Dataset excerpt

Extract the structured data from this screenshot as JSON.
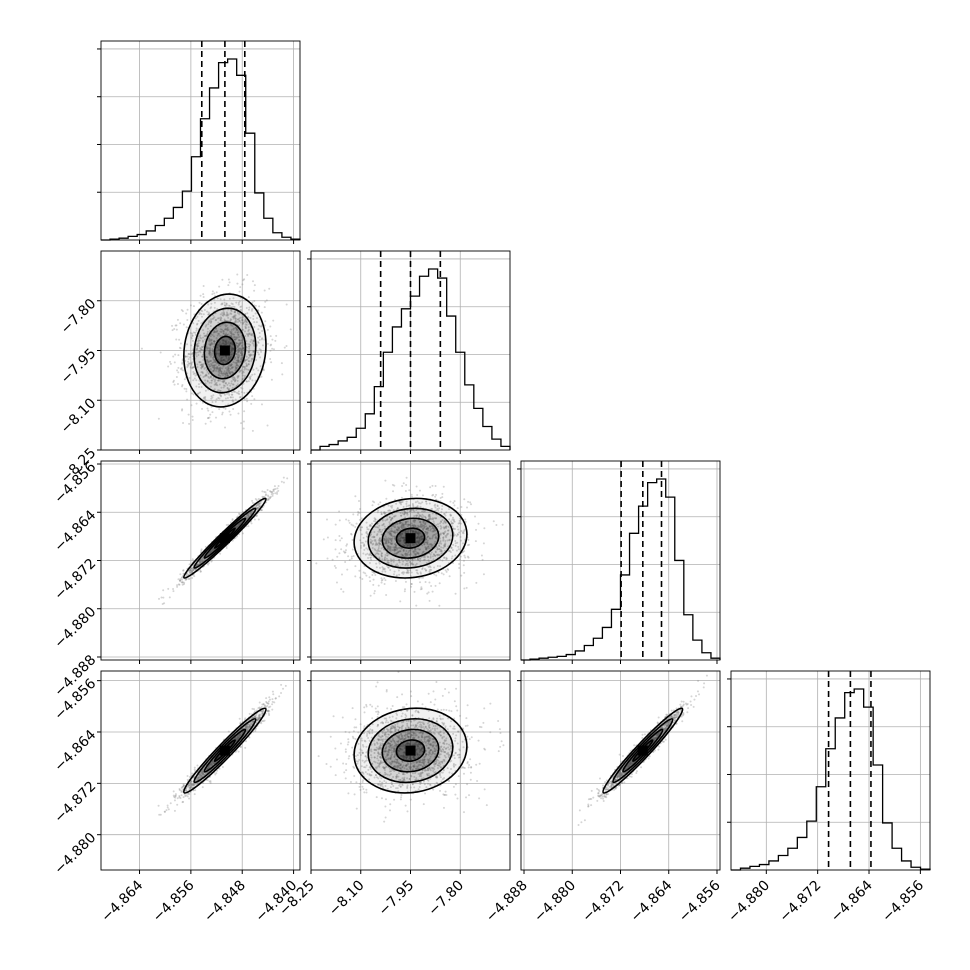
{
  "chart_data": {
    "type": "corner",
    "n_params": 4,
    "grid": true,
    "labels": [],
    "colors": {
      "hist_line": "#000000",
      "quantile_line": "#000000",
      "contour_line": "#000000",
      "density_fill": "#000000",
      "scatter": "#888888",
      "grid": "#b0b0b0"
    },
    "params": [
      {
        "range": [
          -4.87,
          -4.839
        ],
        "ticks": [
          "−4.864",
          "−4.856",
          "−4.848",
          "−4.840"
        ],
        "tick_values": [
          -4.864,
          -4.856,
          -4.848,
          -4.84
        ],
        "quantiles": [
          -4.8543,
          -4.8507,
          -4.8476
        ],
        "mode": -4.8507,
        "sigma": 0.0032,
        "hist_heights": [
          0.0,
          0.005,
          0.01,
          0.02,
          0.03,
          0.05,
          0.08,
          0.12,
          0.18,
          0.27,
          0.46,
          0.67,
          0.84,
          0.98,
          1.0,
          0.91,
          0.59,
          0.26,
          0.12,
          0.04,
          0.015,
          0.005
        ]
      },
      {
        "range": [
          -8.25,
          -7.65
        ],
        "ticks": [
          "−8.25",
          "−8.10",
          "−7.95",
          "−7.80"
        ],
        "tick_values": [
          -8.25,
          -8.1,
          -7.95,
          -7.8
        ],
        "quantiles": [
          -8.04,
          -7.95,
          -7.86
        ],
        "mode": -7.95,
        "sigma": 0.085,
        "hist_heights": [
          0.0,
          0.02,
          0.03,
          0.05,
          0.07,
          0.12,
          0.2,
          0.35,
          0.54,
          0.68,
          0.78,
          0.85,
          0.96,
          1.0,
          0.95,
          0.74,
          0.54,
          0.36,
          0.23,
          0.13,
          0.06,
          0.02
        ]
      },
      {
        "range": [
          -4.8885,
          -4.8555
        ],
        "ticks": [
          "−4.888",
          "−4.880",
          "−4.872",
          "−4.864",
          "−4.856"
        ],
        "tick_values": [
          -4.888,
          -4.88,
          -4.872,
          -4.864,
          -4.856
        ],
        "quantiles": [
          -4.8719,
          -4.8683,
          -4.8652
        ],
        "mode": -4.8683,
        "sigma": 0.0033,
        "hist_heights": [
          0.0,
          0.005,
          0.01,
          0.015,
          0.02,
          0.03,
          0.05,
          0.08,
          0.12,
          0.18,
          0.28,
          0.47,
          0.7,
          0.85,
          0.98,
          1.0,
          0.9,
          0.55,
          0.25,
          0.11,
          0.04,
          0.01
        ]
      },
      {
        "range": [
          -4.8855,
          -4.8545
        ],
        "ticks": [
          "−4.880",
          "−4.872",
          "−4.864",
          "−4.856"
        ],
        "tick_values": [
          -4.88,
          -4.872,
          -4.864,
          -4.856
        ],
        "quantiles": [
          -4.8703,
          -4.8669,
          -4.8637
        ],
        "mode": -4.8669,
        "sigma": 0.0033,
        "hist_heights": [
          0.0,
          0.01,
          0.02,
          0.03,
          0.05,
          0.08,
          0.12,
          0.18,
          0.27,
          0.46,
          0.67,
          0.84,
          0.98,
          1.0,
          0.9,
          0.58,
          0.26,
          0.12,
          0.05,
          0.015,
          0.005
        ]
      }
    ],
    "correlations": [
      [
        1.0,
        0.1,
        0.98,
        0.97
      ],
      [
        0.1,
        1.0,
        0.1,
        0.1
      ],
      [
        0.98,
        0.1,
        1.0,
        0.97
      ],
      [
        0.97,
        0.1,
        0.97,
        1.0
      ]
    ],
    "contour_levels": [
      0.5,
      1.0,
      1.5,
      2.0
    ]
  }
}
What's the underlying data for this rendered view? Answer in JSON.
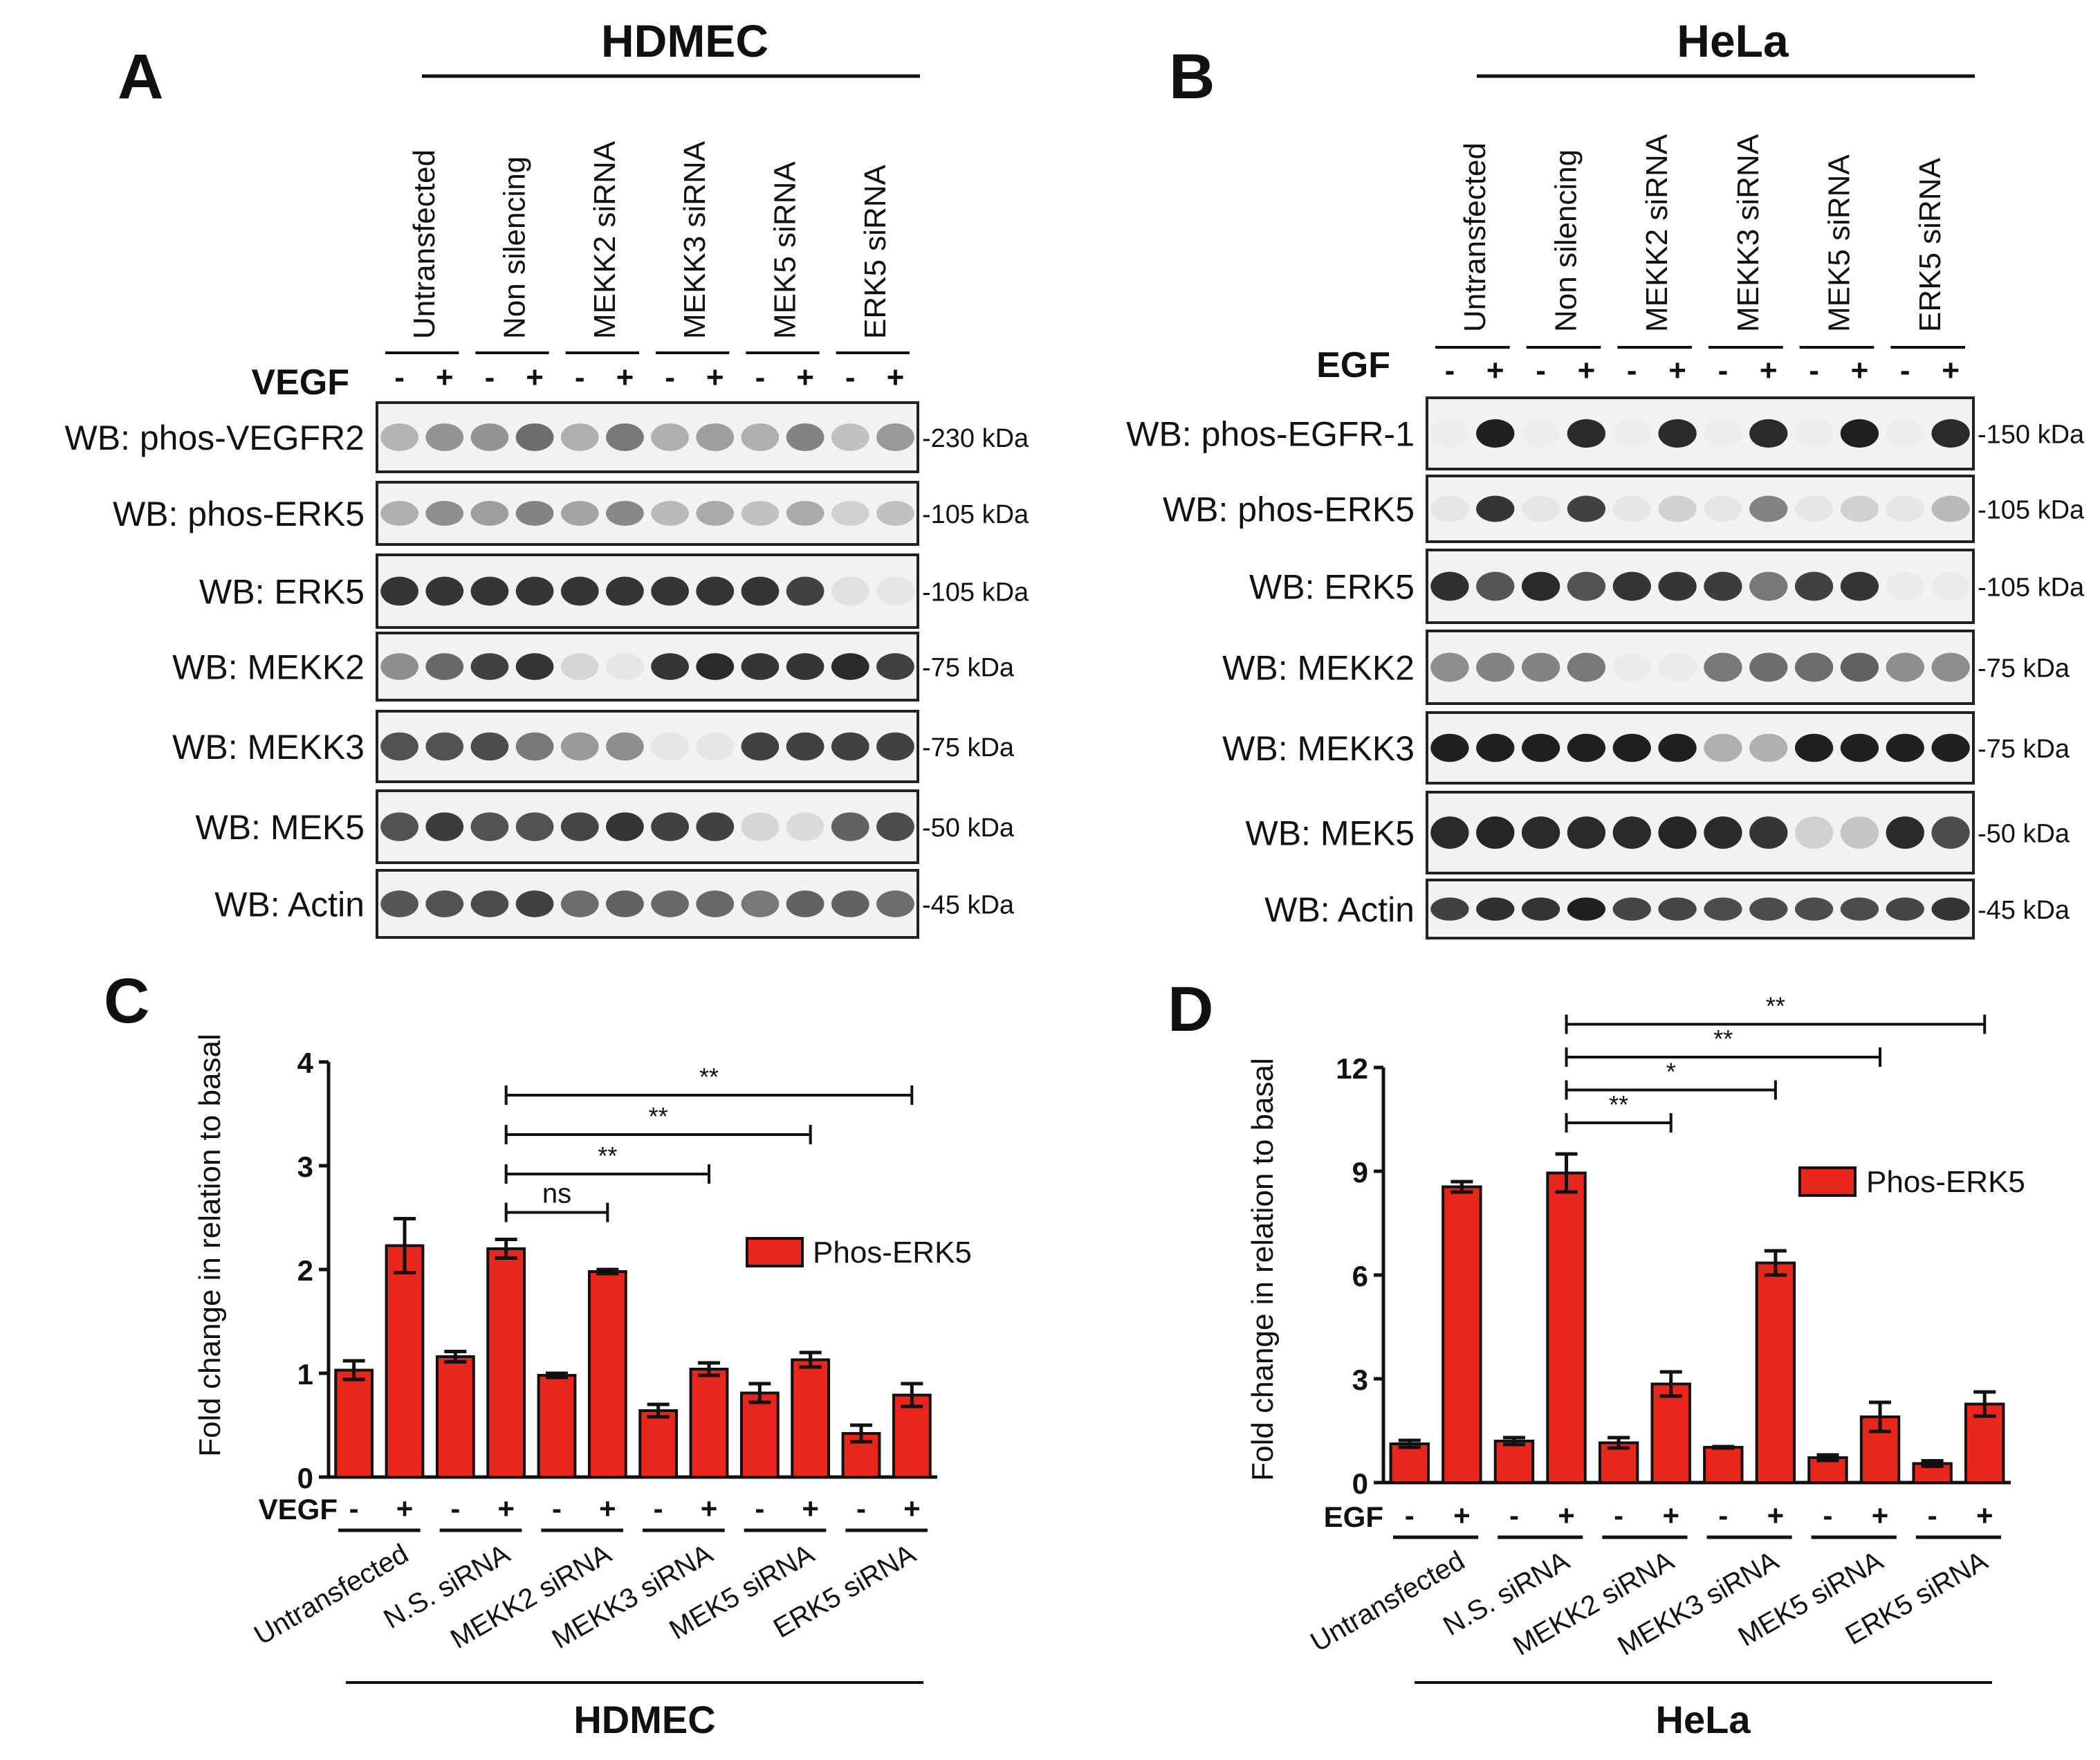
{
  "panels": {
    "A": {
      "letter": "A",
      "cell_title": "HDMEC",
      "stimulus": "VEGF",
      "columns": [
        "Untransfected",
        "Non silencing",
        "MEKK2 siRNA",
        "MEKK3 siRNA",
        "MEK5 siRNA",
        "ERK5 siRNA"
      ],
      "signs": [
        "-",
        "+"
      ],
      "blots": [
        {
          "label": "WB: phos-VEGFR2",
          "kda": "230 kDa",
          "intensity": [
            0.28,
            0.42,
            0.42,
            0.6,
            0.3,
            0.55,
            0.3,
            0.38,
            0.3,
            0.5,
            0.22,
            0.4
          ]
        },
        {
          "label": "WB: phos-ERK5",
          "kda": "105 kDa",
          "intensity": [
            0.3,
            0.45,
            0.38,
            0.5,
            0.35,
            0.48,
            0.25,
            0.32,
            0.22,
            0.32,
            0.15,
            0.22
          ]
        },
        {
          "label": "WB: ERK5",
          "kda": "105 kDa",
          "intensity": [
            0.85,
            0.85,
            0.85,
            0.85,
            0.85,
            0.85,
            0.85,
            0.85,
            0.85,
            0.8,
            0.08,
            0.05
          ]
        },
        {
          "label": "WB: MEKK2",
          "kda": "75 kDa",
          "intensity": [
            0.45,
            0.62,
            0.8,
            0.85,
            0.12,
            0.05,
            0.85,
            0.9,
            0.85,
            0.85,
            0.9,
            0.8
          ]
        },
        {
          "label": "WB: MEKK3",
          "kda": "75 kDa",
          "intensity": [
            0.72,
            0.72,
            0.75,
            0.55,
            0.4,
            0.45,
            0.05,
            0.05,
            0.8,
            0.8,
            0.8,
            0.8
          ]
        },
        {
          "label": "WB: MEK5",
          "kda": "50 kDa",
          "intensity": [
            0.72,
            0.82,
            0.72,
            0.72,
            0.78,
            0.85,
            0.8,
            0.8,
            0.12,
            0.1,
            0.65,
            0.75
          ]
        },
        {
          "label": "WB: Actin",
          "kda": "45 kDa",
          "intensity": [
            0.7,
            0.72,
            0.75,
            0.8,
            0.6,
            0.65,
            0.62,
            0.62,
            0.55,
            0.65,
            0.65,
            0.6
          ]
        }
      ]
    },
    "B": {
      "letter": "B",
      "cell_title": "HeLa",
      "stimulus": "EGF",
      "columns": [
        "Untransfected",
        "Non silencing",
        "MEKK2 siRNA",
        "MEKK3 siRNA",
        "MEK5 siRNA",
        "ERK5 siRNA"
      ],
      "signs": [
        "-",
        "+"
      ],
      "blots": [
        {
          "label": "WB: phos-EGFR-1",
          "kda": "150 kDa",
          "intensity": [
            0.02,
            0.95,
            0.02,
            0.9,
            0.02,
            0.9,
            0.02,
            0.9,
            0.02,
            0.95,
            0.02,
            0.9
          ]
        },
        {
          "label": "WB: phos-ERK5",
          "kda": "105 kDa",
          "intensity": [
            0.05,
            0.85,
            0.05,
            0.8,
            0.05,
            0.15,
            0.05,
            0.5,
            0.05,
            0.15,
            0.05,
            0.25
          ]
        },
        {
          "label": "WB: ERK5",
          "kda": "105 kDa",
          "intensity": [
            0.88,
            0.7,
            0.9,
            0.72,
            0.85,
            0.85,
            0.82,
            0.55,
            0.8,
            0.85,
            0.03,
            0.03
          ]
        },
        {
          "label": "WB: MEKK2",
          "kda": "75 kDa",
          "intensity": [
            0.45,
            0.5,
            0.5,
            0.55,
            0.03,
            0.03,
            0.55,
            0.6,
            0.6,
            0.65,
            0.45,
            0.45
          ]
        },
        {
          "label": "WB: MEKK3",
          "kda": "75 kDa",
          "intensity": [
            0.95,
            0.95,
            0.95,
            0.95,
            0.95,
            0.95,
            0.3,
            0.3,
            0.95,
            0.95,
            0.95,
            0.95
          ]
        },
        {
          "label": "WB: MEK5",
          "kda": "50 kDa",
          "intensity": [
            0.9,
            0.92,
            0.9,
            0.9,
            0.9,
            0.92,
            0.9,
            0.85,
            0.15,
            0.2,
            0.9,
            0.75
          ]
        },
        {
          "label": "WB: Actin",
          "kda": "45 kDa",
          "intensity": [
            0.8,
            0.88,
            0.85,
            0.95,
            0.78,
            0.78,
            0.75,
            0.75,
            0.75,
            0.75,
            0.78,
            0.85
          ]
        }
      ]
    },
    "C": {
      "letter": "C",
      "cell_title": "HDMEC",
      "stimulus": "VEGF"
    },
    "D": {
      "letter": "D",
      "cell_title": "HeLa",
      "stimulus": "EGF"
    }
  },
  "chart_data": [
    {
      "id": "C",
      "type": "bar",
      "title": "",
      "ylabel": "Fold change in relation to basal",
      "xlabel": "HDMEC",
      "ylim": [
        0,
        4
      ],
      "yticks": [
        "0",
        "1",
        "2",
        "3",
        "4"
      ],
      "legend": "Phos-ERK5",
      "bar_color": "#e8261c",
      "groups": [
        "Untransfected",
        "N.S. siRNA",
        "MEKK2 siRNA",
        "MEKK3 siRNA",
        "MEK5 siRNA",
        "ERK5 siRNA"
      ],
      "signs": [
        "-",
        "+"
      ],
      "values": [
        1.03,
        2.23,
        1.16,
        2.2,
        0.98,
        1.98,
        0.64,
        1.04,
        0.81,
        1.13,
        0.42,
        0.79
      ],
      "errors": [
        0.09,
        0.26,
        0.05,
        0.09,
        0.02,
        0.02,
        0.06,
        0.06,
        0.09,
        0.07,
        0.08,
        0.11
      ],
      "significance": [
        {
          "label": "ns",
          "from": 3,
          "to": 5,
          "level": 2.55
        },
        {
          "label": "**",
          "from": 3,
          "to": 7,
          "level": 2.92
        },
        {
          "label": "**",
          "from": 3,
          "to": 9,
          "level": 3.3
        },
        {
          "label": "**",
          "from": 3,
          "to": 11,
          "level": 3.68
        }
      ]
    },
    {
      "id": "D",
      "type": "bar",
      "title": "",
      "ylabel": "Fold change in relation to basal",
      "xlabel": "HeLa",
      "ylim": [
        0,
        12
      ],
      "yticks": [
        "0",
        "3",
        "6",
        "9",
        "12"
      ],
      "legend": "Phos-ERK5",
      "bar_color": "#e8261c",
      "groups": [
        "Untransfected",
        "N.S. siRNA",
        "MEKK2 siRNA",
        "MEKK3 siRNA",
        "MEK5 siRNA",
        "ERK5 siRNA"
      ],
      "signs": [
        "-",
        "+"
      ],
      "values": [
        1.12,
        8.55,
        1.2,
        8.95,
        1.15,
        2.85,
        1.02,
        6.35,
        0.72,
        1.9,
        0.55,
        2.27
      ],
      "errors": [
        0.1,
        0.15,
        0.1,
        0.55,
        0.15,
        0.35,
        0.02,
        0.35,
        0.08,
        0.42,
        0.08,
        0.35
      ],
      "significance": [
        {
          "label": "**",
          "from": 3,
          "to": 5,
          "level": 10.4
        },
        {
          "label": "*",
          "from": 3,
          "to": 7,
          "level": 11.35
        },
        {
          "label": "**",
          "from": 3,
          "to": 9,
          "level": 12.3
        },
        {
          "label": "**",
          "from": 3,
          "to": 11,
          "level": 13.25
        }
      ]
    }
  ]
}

• [Exercise prompt]:
Scan the material for lines with the word "sigma", and copy each line you find.

• [Expected answer]:
        "sigma": 0.0032,
        "sigma": 0.085,
        "sigma": 0.0033,
        "sigma": 0.0033,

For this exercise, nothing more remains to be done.